12 janvier 2010 - 12
janvier 2013 : où en sommes-nous ?
Pour commémorer le
séisme du 12 janvier 2010 qui a causé d’énormes pertes humaines et matérielles, le club de débat de Pyepoudre a
profité de l’occasion pour lancer, le samedi 12 janvier 2013, une demi-journée
de réflexion sur la situation actuelle du pays. Les différents articles sortis
dans la presse nationale et internationale à la fin de l’année 2012 ont servi
d’éléments déclencheurs pour l’organisation de cette activité. Il a effectivement
paru nécessaire de commencer cette série de réflexions sur le pays afin que les
jeunes, considérés comme les leaders de demain, puissent déjà identifier les problèmes
et réfléchir à des solutions appropriées, à leur niveau. Une trentaine jeunes, avec
comme invitée-surprise Ginia Alcimé, l’ancienne animatrice du club de débat du
centre-ville, ont fait le déplacement pour cette occasion.
Présentation des
activités
Les activités ont
commencé à 13h30 et ont pris fin à 17h30. Trois grands points étaient à l’ordre
du jour : une interview, un panel et des ateliers de réflexion.
a) L’interview
Le but de cet exercice
était d’explorer le sentiment des jeunes sur leur vécu dans un pays comme
Haïti. En d’autres termes, voir comment ils se représentent le pays ainsi que
leur avenir. Trois jeunes prirent part à cet échange sous la houlette
d’une facilitatrice chargée de mener la discussion.

Données fournies:

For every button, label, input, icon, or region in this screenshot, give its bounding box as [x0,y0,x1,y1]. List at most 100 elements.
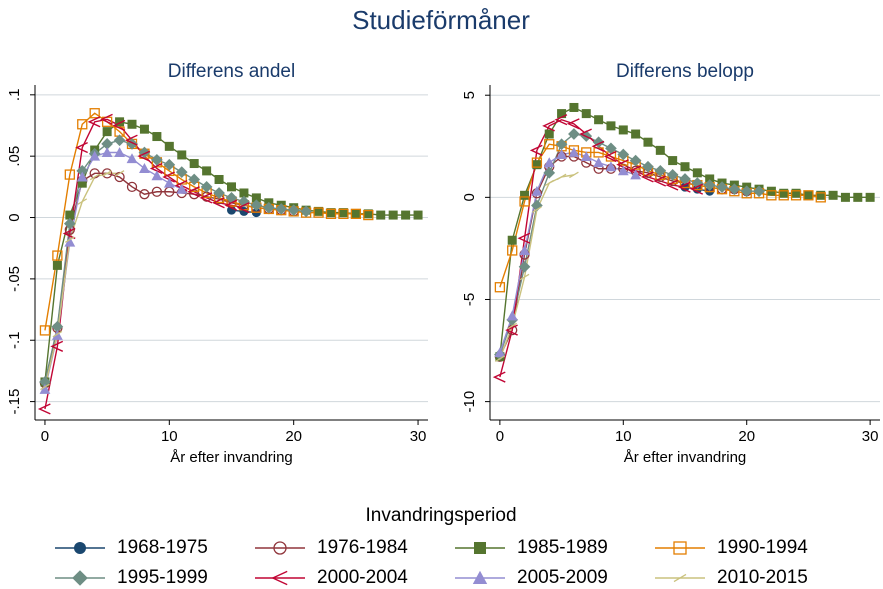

Consigne donnée:
Répondez à ces questions sur l'extrait consacré à la commémoration du séisme :
1. Quel club a organisé la demi-journée de réflexion ?
2. À quelle heure les activités ont-elles commencé et à quelle heure ont-elles pris fin ?
3. Combien de jeunes ont pris part à l'interview ?

Réponse rédigée:
1. Le club de débat de Pyepoudre.
2. Elles ont commencé à 13h30 et ont pris fin à 17h30.
3. Trois jeunes.